*Problem statement:* Pull every line containing the word "يعقوب" from the records.

[Recorded data]
+ + + +

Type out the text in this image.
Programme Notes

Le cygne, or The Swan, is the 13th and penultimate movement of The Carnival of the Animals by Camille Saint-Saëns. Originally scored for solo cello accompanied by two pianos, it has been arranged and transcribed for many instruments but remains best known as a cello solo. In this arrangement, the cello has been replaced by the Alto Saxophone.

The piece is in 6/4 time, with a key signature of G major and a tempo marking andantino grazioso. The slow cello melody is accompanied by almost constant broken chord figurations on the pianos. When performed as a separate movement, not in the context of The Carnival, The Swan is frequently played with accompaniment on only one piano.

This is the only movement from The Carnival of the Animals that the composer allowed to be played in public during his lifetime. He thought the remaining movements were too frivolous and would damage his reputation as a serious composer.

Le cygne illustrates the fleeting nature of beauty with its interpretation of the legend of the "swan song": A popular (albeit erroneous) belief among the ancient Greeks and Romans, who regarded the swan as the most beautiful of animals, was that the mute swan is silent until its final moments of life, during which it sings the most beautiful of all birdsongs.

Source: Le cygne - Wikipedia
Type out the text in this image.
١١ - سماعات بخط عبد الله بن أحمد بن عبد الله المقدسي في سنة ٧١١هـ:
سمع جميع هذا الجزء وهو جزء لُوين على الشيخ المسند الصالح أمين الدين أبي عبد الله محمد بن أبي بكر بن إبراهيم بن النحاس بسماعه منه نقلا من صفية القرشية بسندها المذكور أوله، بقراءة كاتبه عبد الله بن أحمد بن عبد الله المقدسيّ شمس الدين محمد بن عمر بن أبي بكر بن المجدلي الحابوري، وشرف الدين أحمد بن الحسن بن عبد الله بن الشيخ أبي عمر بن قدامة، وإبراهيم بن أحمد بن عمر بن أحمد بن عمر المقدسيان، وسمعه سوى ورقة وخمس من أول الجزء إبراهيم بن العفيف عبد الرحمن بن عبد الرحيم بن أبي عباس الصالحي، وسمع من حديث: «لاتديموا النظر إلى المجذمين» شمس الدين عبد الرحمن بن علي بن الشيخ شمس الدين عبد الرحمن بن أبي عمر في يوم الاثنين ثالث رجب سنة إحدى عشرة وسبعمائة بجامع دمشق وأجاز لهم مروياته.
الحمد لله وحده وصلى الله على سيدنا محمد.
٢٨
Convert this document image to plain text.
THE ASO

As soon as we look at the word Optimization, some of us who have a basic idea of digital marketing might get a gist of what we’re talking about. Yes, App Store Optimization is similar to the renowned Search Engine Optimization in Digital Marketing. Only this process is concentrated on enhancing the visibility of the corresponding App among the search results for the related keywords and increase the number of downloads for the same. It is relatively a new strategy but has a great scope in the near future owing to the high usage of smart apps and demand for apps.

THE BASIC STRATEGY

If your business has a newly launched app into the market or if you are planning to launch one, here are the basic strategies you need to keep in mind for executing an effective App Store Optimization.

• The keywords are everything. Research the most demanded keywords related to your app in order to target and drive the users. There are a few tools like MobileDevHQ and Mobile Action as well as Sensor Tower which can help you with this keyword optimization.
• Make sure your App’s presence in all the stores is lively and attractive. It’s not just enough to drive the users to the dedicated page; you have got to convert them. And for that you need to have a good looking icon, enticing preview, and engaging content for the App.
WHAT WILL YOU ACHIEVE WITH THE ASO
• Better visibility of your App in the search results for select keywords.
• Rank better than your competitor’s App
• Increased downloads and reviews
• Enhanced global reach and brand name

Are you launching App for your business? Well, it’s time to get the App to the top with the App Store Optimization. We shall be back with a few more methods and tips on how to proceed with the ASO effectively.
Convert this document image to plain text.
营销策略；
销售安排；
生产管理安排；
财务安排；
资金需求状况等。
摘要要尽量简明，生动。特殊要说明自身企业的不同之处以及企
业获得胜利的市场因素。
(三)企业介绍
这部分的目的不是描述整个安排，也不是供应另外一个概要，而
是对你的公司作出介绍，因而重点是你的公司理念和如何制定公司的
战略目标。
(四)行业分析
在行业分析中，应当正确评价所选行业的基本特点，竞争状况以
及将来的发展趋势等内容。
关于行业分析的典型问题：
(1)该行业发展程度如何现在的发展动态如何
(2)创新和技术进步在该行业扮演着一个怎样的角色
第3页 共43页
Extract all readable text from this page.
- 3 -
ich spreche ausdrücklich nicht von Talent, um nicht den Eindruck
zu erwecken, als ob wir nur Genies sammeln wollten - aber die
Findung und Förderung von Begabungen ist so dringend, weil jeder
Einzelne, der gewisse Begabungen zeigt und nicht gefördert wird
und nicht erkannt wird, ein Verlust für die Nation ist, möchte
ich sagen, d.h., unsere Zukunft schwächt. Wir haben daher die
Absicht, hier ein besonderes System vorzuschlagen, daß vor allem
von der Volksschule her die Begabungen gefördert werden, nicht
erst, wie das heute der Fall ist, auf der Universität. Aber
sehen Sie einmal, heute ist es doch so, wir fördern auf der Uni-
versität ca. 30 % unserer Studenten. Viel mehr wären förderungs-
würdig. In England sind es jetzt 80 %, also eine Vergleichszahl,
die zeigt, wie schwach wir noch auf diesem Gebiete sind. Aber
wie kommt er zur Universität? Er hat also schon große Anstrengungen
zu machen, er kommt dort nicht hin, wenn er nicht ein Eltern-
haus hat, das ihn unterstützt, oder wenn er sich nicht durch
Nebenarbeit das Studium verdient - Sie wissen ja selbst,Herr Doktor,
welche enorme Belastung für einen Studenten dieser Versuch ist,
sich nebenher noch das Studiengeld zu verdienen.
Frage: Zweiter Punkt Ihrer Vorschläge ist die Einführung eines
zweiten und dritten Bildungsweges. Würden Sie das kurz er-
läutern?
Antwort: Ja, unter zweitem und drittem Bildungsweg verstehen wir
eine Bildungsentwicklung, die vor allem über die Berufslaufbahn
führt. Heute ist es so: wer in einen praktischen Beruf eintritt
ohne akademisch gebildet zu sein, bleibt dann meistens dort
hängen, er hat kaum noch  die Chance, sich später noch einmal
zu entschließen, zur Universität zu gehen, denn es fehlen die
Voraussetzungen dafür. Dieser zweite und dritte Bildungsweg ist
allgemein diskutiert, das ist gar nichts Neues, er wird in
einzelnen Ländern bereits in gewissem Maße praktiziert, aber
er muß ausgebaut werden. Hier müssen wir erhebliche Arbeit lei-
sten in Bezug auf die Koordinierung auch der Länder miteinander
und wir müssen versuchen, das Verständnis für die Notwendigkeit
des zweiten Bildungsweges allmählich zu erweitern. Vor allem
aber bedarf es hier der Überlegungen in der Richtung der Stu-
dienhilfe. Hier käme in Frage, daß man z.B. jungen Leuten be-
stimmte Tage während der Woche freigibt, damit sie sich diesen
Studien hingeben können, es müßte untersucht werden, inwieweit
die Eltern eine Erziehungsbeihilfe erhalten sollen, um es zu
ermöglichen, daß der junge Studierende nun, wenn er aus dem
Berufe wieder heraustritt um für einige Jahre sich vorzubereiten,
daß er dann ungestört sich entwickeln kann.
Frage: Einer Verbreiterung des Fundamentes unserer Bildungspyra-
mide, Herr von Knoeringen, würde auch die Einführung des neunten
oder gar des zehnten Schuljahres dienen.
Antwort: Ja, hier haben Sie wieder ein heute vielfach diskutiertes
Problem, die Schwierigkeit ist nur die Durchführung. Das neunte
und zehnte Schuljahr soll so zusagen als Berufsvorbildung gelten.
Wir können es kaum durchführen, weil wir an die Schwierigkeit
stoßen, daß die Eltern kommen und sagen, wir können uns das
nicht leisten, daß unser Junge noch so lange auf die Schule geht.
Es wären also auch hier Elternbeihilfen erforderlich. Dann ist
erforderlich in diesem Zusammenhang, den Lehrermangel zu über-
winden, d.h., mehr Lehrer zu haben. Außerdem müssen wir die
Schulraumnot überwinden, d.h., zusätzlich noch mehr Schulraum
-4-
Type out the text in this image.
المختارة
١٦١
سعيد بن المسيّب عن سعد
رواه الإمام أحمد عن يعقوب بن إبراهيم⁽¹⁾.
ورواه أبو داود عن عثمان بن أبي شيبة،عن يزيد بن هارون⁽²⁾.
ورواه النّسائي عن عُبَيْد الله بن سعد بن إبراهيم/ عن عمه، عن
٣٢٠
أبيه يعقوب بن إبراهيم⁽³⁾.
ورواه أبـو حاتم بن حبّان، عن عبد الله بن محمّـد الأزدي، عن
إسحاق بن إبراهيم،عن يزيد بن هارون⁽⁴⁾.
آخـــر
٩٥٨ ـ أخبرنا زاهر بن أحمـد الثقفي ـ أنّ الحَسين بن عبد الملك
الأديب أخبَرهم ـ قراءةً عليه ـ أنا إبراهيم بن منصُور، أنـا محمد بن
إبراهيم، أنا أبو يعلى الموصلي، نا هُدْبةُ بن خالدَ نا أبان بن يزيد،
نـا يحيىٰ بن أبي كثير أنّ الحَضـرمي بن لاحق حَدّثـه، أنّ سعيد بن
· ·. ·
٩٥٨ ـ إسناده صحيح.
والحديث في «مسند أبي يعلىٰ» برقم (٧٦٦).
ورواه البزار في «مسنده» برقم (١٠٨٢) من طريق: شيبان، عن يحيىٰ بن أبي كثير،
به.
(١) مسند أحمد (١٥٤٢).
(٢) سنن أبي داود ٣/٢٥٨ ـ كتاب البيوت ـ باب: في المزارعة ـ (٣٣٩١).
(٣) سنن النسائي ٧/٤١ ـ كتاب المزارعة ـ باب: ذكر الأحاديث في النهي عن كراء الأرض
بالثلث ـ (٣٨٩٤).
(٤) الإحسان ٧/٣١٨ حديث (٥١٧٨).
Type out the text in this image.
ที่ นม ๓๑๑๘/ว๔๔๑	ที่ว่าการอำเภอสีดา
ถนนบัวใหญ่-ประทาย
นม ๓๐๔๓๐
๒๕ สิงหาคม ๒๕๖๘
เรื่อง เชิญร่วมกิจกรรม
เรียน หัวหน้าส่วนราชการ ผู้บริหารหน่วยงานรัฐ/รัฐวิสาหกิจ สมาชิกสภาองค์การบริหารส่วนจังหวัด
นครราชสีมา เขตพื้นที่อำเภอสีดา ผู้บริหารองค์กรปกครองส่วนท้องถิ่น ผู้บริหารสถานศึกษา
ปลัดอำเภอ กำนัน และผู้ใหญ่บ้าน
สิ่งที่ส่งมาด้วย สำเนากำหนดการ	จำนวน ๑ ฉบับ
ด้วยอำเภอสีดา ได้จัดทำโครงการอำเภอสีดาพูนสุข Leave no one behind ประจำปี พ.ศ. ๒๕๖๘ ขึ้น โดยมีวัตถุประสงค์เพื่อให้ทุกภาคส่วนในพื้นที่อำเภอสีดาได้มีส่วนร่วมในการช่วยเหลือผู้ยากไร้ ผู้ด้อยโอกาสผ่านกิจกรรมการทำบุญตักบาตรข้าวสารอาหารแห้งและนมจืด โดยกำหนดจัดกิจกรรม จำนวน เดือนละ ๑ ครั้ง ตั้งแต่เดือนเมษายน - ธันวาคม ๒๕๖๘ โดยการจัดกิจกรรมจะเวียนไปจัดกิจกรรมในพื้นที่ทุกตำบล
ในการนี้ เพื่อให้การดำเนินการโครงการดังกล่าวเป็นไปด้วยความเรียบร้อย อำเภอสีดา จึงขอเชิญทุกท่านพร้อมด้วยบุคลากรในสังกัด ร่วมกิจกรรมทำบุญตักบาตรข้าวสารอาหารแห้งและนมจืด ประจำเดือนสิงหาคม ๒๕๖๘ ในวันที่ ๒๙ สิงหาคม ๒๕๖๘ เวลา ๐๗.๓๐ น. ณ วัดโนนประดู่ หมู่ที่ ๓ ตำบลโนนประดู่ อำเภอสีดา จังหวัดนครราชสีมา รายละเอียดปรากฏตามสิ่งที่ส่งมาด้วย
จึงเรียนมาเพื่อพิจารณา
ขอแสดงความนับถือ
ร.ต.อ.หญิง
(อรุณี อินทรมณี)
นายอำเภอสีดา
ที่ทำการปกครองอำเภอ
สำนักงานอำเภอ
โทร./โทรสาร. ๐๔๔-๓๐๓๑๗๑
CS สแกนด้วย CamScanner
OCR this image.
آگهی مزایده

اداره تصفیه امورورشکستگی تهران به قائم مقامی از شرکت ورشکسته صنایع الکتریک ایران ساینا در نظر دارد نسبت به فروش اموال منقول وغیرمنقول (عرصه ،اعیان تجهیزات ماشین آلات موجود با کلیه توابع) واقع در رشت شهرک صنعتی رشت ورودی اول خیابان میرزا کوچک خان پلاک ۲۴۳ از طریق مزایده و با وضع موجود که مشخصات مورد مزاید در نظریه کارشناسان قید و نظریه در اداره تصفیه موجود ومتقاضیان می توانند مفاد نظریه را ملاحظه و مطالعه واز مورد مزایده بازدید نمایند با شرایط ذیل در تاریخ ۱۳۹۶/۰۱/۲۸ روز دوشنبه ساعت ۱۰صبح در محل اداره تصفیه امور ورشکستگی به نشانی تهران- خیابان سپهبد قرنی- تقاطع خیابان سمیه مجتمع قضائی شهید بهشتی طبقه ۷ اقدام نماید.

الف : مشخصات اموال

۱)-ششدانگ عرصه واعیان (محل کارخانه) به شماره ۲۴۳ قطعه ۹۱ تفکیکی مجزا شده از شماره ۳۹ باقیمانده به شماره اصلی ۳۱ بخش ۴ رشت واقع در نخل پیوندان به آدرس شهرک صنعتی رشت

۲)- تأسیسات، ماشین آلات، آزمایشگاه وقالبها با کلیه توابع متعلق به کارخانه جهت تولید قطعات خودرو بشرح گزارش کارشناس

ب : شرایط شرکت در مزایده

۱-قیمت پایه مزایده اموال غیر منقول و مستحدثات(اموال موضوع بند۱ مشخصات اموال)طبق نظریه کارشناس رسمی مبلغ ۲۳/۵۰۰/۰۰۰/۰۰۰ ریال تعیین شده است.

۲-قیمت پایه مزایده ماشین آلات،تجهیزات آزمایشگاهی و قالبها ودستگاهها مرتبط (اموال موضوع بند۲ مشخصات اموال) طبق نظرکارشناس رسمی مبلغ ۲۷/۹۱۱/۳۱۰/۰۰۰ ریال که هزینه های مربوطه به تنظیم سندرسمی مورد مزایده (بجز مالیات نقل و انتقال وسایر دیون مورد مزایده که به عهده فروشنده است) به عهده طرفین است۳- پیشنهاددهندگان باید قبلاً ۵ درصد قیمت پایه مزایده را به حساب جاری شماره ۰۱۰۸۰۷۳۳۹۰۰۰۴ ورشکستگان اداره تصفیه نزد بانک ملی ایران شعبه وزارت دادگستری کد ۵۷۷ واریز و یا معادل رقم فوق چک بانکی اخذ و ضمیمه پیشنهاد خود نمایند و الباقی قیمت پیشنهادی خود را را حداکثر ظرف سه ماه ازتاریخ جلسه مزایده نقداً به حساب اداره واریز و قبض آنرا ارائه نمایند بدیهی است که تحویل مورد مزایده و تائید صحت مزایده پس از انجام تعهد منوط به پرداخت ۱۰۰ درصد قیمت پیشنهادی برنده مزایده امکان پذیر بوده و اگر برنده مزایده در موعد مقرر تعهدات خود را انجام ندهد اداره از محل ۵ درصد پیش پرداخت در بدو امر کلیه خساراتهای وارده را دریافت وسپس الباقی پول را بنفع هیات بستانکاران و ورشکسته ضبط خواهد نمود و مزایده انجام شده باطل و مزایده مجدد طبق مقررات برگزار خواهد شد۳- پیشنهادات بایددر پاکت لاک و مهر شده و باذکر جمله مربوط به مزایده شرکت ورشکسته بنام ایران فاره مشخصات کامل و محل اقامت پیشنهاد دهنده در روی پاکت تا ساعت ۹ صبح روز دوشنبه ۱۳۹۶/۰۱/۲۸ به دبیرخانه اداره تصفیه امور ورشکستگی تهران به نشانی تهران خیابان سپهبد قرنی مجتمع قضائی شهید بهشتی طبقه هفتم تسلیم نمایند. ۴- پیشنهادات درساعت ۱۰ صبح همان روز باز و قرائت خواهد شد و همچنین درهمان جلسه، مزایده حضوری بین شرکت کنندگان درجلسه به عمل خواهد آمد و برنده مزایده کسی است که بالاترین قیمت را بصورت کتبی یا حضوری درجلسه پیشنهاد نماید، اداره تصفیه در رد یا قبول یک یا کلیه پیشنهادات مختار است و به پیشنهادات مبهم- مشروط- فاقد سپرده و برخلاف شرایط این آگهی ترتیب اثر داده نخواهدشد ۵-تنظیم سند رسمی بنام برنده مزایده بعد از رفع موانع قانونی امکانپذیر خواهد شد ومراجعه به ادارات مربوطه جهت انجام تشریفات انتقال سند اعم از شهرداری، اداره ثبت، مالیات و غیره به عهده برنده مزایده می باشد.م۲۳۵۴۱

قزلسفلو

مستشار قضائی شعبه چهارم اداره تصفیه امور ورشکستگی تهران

+ + + +

*Full output:*
رواه الإمام أحمد عن يعقوب بن إبراهيم⁽¹⁾.
أبيه يعقوب بن إبراهيم⁽³⁾.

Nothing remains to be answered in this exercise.